Dataset entries for page text
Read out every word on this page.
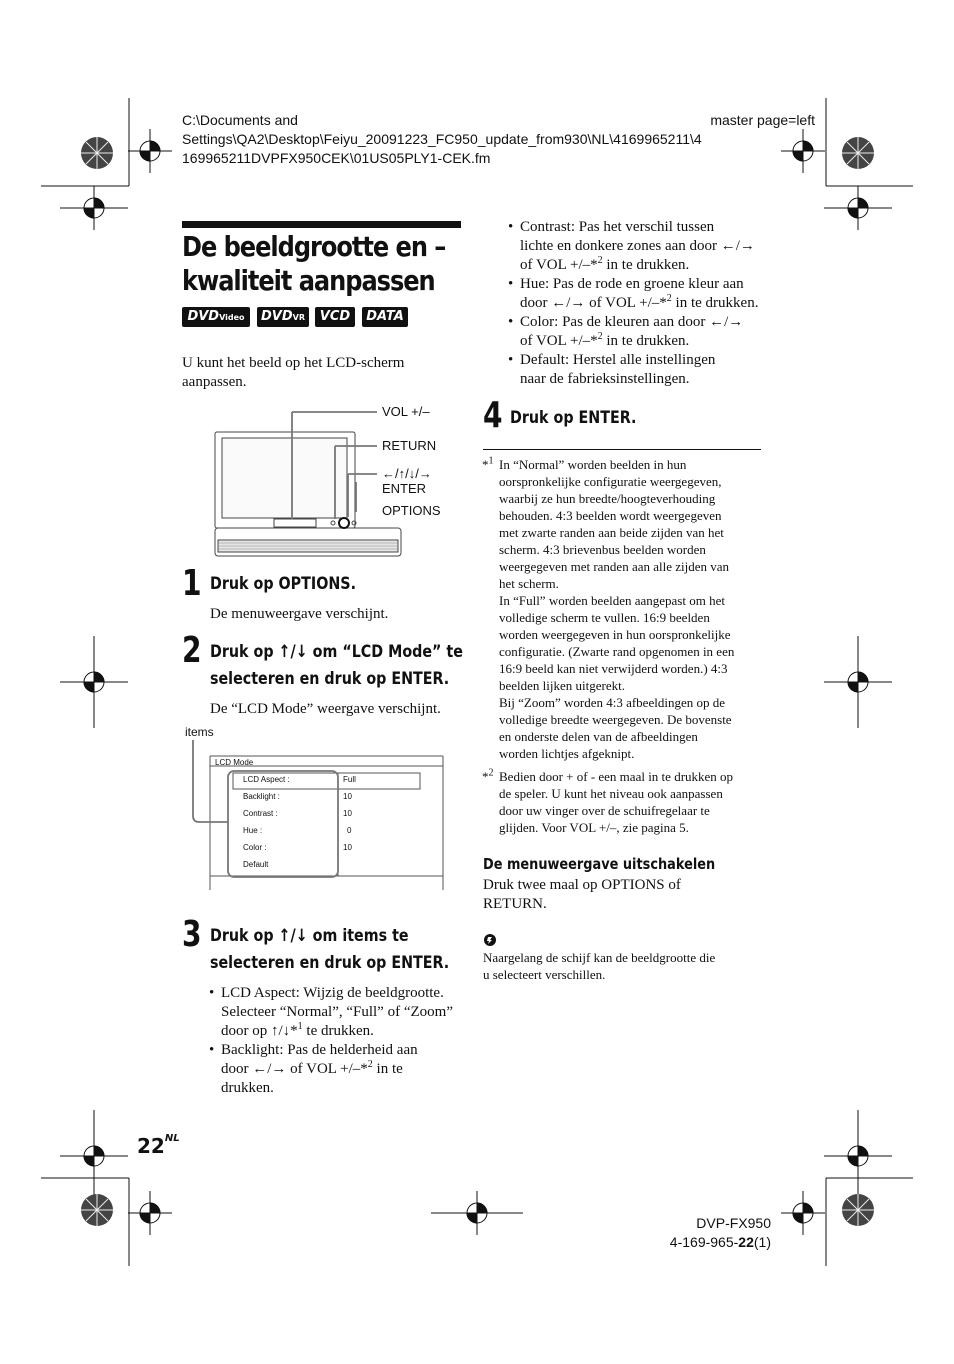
C:\Documents and
Settings\QA2\Desktop\Feiyu_20091223_FC950_update_from930\NL\4169965211\4
169965211DVPFX950CEK\01US05PLY1-CEK.fm
master page=left
De beeldgrootte en –
kwaliteit aanpassen
DVDVideo	DVDVR	VCD	DATA
U kunt het beeld op het LCD-scherm aanpassen.
VOL +/–
RETURN
←/↑/↓/→
ENTER
OPTIONS
1 Druk op OPTIONS.
De menuweergave verschijnt.
2 Druk op ↑/↓ om “LCD Mode” te
selecteren en druk op ENTER.
De “LCD Mode” weergave verschijnt.
items
LCD Mode
LCD Aspect :	Full
Backlight :	10
Contrast :	10
Hue :	0
Color :	10
Default
3 Druk op ↑/↓ om items te
selecteren en druk op ENTER.
• LCD Aspect: Wijzig de beeldgrootte.
Selecteer “Normal”, “Full” of “Zoom”
door op ↑/↓*$^1$ te drukken.
• Backlight: Pas de helderheid aan
door ←/→ of VOL +/–*$^2$ in te
drukken.
$22^{NL}$
• Contrast: Pas het verschil tussen
lichte en donkere zones aan door ←/→
of VOL +/–*$^2$ in te drukken.
• Hue: Pas de rode en groene kleur aan
door ←/→ of VOL +/–*$^2$ in te drukken.
• Color: Pas de kleuren aan door ←/→
of VOL +/–*$^2$ in te drukken.
• Default: Herstel alle instellingen
naar de fabrieksinstellingen.
4 Druk op ENTER.
*$^1$ In “Normal” worden beelden in hun
oorspronkelijke configuratie weergegeven,
waarbij ze hun breedte/hoogteverhouding
behouden. 4:3 beelden wordt weergegeven
met zwarte randen aan beide zijden van het
scherm. 4:3 brievenbus beelden worden
weergegeven met randen aan alle zijden van
het scherm.
In “Full” worden beelden aangepast om het
volledige scherm te vullen. 16:9 beelden
worden weergegeven in hun oorspronkelijke
configuratie. (Zwarte rand opgenomen in een
16:9 beeld kan niet verwijderd worden.) 4:3
beelden lijken uitgerekt.
Bij “Zoom” worden 4:3 afbeeldingen op de
volledige breedte weergegeven. De bovenste
en onderste delen van de afbeeldingen
worden lichtjes afgeknipt.
*$^2$ Bedien door + of - een maal in te drukken op
de speler. U kunt het niveau ook aanpassen
door uw vinger over de schuifregelaar te
glijden. Voor VOL +/–, zie pagina 5.
De menuweergave uitschakelen
Druk twee maal op OPTIONS of
RETURN.
Naargelang de schijf kan de beeldgrootte die
u selecteert verschillen.
DVP-FX950
4-169-965-22(1)
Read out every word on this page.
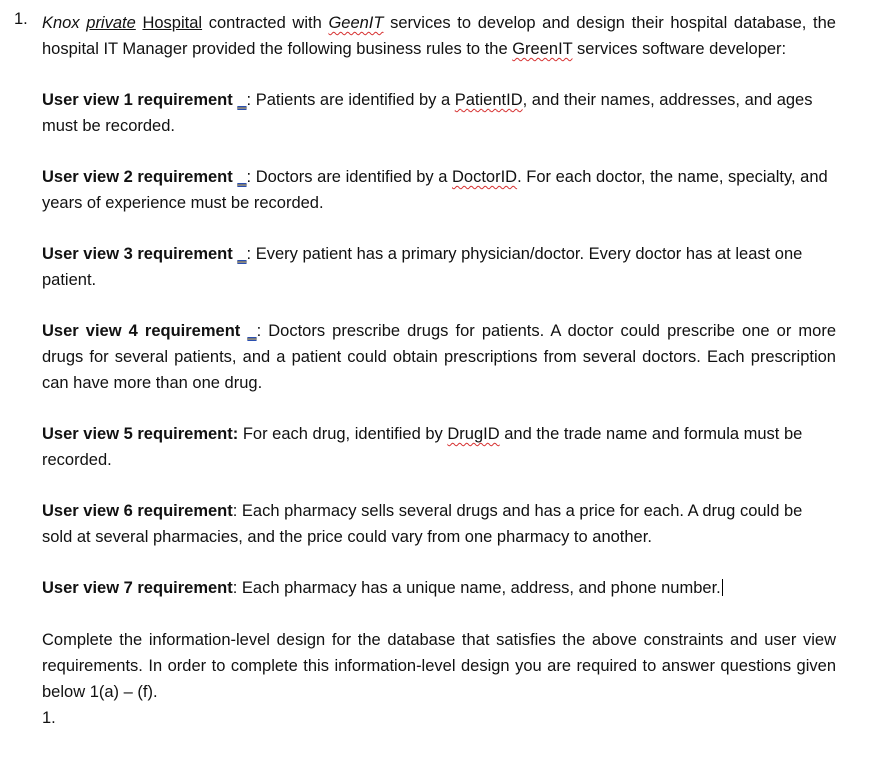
1. Knox private Hospital contracted with GeenIT services to develop and design their hospital database, the hospital IT Manager provided the following business rules to the GreenIT services software developer:

User view 1 requirement _: Patients are identified by a PatientID, and their names, addresses, and ages must be recorded.

User view 2 requirement _: Doctors are identified by a DoctorID. For each doctor, the name, specialty, and years of experience must be recorded.

User view 3 requirement _: Every patient has a primary physician/doctor. Every doctor has at least one patient.

User view 4 requirement _: Doctors prescribe drugs for patients. A doctor could prescribe one or more drugs for several patients, and a patient could obtain prescriptions from several doctors. Each prescription can have more than one drug.

User view 5 requirement: For each drug, identified by DrugID and the trade name and formula must be recorded.

User view 6 requirement: Each pharmacy sells several drugs and has a price for each. A drug could be sold at several pharmacies, and the price could vary from one pharmacy to another.

User view 7 requirement: Each pharmacy has a unique name, address, and phone number.

Complete the information-level design for the database that satisfies the above constraints and user view requirements. In order to complete this information-level design you are required to answer questions given below 1(a) – (f).

1.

Work to complete:
For the entries above, say how many lines contain the word "drukken", giving the number alone.

Task output:
6